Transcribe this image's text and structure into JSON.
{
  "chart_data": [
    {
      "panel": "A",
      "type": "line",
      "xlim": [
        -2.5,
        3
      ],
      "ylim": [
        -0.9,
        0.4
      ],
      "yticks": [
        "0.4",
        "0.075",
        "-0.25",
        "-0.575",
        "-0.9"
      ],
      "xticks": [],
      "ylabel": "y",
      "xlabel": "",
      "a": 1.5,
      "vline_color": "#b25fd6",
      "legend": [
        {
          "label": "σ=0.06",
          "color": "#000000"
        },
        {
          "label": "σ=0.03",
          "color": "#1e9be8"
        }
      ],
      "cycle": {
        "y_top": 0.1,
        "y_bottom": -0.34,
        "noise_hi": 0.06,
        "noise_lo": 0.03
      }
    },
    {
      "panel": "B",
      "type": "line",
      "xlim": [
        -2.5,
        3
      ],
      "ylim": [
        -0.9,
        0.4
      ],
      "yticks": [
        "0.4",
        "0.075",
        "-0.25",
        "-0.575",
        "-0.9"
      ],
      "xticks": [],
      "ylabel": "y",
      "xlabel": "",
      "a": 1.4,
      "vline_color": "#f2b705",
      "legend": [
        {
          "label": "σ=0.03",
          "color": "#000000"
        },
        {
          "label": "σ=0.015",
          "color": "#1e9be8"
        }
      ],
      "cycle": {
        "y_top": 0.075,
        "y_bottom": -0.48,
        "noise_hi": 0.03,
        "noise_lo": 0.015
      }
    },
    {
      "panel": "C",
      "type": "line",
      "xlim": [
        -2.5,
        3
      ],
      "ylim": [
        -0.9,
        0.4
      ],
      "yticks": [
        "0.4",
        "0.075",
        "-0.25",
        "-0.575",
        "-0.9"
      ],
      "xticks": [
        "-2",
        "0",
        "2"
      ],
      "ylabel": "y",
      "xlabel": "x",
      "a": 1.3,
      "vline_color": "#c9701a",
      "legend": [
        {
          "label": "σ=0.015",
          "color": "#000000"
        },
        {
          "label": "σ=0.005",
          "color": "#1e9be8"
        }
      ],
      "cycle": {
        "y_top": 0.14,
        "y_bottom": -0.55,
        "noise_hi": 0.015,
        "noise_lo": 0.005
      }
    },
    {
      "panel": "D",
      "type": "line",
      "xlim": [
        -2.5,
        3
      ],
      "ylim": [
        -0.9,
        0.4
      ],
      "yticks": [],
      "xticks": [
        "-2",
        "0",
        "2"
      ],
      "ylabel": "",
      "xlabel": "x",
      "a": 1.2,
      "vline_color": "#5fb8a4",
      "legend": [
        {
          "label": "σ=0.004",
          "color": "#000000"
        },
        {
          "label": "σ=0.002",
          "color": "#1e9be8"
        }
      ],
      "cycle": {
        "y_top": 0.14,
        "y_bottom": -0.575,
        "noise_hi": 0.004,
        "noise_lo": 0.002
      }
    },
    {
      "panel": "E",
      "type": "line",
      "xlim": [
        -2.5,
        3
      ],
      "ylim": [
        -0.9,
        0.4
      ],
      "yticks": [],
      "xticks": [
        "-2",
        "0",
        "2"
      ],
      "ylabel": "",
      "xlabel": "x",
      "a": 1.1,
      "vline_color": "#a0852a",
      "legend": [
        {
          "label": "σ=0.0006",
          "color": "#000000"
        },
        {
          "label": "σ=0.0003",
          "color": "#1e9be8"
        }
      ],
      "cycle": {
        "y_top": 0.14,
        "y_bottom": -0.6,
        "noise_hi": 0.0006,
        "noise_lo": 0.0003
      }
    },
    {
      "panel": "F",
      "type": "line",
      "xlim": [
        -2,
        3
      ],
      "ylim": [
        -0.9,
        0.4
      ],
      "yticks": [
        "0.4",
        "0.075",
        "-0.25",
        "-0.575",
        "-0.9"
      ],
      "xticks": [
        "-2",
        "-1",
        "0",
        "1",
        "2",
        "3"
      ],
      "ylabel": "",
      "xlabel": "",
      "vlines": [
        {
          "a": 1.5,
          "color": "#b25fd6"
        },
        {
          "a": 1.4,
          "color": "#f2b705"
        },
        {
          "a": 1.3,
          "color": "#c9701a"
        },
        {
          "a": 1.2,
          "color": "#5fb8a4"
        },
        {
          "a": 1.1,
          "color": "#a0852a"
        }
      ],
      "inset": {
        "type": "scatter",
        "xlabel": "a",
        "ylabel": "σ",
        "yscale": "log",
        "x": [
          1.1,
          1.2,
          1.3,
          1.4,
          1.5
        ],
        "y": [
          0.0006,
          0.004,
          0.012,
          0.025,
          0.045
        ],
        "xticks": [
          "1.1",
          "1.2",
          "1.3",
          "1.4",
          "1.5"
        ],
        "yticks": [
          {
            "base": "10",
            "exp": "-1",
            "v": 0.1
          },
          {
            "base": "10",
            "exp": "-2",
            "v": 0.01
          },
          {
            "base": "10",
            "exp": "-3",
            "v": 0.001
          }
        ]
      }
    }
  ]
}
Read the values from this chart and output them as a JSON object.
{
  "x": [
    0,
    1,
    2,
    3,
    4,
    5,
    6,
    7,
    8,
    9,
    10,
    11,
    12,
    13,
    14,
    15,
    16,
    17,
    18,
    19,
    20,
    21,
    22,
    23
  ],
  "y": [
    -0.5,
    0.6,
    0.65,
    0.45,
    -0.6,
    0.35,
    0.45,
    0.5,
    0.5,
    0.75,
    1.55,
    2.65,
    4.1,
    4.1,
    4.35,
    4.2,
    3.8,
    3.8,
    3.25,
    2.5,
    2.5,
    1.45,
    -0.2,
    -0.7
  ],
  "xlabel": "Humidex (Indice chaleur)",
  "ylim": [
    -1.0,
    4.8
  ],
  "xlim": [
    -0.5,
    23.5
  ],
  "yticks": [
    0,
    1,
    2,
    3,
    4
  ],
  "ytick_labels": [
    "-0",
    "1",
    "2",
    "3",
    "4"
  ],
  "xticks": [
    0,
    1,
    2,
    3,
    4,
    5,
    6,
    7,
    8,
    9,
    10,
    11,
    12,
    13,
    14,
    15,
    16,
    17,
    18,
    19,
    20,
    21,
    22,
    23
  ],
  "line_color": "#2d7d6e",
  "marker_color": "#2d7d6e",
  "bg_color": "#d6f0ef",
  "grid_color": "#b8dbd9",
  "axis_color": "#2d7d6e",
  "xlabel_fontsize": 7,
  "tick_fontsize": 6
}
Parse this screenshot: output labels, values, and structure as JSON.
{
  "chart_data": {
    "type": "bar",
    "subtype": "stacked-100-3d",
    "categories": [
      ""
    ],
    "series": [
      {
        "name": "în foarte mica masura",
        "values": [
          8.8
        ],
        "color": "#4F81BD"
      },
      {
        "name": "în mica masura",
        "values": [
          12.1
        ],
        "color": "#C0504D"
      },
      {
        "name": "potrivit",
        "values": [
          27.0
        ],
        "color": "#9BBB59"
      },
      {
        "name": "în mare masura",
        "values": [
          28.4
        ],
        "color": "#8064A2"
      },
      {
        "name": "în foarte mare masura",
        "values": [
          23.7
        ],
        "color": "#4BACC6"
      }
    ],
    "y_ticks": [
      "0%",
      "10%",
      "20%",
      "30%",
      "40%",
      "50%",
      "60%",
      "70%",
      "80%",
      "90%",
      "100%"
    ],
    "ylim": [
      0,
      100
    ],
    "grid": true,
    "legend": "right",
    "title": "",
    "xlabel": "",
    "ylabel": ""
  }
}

========================================

SHORT PROBLEM:
Using the material above, work out how many lines contain the string "output". Give that number alone.

EXERCISE RESPONSE:
2